Records for processing |
* * * * * * *

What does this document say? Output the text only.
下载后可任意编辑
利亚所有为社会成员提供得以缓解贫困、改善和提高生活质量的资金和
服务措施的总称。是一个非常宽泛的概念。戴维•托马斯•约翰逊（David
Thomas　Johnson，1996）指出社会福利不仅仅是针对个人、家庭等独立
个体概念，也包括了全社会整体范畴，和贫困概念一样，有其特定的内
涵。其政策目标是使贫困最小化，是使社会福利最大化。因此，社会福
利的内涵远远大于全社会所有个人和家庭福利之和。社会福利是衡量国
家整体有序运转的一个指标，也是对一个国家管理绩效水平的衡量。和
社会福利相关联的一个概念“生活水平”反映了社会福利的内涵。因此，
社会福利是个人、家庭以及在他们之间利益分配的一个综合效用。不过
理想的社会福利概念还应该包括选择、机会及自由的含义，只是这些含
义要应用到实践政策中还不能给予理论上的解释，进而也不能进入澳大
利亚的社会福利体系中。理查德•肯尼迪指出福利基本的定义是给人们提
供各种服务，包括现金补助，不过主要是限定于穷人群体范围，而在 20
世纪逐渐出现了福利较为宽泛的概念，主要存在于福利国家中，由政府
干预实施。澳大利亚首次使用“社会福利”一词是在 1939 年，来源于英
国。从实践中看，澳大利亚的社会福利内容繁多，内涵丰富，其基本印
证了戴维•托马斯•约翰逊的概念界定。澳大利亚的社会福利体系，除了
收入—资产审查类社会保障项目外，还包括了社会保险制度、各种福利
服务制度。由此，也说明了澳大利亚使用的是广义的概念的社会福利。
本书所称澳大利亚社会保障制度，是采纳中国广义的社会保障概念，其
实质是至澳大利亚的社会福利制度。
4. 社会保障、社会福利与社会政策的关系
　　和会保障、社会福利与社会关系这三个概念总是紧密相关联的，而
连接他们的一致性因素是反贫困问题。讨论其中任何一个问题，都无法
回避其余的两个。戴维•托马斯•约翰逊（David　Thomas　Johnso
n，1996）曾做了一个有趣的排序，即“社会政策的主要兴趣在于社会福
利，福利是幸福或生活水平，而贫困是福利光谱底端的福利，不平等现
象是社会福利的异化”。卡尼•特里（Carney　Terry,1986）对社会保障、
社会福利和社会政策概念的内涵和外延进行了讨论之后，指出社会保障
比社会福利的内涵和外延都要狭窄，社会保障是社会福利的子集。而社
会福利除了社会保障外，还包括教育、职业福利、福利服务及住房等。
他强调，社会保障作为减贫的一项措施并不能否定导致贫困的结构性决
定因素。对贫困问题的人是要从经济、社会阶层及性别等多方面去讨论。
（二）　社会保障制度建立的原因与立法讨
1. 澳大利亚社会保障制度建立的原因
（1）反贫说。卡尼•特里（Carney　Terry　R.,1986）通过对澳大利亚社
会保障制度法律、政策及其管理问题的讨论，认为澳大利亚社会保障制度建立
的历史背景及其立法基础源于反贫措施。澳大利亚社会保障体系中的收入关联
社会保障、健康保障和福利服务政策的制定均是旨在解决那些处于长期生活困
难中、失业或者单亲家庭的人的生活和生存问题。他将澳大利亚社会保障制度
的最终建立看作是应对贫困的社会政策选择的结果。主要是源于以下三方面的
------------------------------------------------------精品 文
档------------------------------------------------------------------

* * * * * * *

Do this | From the preceding material, extract every line exactly.

Solution |
What does this document say? Output the text only.
下载后可任意编辑
利亚所有为社会成员提供得以缓解贫困、改善和提高生活质量的资金和
服务措施的总称。是一个非常宽泛的概念。戴维•托马斯•约翰逊（David
Thomas　Johnson，1996）指出社会福利不仅仅是针对个人、家庭等独立
个体概念，也包括了全社会整体范畴，和贫困概念一样，有其特定的内
涵。其政策目标是使贫困最小化，是使社会福利最大化。因此，社会福
利的内涵远远大于全社会所有个人和家庭福利之和。社会福利是衡量国
家整体有序运转的一个指标，也是对一个国家管理绩效水平的衡量。和
社会福利相关联的一个概念“生活水平”反映了社会福利的内涵。因此，
社会福利是个人、家庭以及在他们之间利益分配的一个综合效用。不过
理想的社会福利概念还应该包括选择、机会及自由的含义，只是这些含
义要应用到实践政策中还不能给予理论上的解释，进而也不能进入澳大
利亚的社会福利体系中。理查德•肯尼迪指出福利基本的定义是给人们提
供各种服务，包括现金补助，不过主要是限定于穷人群体范围，而在 20
世纪逐渐出现了福利较为宽泛的概念，主要存在于福利国家中，由政府
干预实施。澳大利亚首次使用“社会福利”一词是在 1939 年，来源于英
国。从实践中看，澳大利亚的社会福利内容繁多，内涵丰富，其基本印
证了戴维•托马斯•约翰逊的概念界定。澳大利亚的社会福利体系，除了
收入—资产审查类社会保障项目外，还包括了社会保险制度、各种福利
服务制度。由此，也说明了澳大利亚使用的是广义的概念的社会福利。
本书所称澳大利亚社会保障制度，是采纳中国广义的社会保障概念，其
实质是至澳大利亚的社会福利制度。
4. 社会保障、社会福利与社会政策的关系
　　和会保障、社会福利与社会关系这三个概念总是紧密相关联的，而
连接他们的一致性因素是反贫困问题。讨论其中任何一个问题，都无法
回避其余的两个。戴维•托马斯•约翰逊（David　Thomas　Johnso
n，1996）曾做了一个有趣的排序，即“社会政策的主要兴趣在于社会福
利，福利是幸福或生活水平，而贫困是福利光谱底端的福利，不平等现
象是社会福利的异化”。卡尼•特里（Carney　Terry,1986）对社会保障、
社会福利和社会政策概念的内涵和外延进行了讨论之后，指出社会保障
比社会福利的内涵和外延都要狭窄，社会保障是社会福利的子集。而社
会福利除了社会保障外，还包括教育、职业福利、福利服务及住房等。
他强调，社会保障作为减贫的一项措施并不能否定导致贫困的结构性决
定因素。对贫困问题的人是要从经济、社会阶层及性别等多方面去讨论。
（二）　社会保障制度建立的原因与立法讨
1. 澳大利亚社会保障制度建立的原因
（1）反贫说。卡尼•特里（Carney　Terry　R.,1986）通过对澳大利亚社
会保障制度法律、政策及其管理问题的讨论，认为澳大利亚社会保障制度建立
的历史背景及其立法基础源于反贫措施。澳大利亚社会保障体系中的收入关联
社会保障、健康保障和福利服务政策的制定均是旨在解决那些处于长期生活困
难中、失业或者单亲家庭的人的生活和生存问题。他将澳大利亚社会保障制度
的最终建立看作是应对贫困的社会政策选择的结果。主要是源于以下三方面的
------------------------------------------------------精品 文
档------------------------------------------------------------------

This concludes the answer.